EXERCISE BRIEF:
Pick out each line containing the string "JSON" and copy it.
* begin INPUT MATERIAL *
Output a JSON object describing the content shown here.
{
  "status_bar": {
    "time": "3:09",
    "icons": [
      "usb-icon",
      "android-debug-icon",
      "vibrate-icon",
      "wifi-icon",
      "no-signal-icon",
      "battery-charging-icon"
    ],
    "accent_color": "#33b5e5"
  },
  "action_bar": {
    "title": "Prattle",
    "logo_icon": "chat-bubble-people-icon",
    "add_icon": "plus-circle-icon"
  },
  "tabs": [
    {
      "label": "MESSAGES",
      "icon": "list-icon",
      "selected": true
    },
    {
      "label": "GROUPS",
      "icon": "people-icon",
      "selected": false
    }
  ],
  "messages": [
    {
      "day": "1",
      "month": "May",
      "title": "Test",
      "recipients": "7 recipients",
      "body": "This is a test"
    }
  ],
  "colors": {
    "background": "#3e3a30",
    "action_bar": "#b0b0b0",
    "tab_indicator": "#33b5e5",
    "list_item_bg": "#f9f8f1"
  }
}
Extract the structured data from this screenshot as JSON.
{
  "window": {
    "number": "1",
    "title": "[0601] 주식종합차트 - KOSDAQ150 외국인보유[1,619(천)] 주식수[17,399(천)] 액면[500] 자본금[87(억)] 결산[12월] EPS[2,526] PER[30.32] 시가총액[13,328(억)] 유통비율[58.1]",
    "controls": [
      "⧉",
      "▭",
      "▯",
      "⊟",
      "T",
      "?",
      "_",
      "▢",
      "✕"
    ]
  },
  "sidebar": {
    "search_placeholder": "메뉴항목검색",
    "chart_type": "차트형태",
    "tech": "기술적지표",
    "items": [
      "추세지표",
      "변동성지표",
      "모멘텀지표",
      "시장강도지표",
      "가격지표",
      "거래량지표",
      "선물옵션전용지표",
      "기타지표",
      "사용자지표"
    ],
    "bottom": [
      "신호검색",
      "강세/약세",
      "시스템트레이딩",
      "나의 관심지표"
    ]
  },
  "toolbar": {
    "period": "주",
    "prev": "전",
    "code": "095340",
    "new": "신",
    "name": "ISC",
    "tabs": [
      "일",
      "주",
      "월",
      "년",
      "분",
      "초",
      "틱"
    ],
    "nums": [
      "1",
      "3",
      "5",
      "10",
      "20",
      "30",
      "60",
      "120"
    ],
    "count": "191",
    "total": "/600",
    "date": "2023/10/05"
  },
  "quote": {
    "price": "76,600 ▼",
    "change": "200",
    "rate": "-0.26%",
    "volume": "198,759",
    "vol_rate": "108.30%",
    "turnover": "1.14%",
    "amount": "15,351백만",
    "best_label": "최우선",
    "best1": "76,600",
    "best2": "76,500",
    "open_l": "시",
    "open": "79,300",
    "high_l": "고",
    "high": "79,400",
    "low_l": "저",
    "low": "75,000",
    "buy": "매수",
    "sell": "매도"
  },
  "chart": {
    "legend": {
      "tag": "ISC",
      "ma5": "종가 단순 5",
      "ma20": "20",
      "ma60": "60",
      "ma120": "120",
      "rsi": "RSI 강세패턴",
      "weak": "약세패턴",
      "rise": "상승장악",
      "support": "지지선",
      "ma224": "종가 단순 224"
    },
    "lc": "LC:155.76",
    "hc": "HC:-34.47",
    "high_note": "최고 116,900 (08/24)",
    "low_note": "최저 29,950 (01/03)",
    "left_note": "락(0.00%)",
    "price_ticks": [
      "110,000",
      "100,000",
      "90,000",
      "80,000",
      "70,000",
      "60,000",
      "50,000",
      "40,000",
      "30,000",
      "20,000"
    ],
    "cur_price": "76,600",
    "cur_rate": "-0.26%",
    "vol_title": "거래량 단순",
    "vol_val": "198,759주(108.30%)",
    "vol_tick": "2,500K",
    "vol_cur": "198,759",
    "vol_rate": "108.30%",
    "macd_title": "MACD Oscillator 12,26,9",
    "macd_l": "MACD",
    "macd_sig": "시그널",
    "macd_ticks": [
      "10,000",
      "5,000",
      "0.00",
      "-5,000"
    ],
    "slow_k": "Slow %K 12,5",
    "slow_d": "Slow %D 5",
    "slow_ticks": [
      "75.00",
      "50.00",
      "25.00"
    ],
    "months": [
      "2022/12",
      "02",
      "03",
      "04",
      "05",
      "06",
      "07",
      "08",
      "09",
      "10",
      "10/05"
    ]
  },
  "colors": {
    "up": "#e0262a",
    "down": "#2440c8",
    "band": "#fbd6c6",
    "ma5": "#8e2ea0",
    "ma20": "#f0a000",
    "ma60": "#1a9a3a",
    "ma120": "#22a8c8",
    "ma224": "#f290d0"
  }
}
* end INPUT MATERIAL *
EXERCISE OUTPUT:
Output a JSON object describing the content shown here.
Extract the structured data from this screenshot as JSON.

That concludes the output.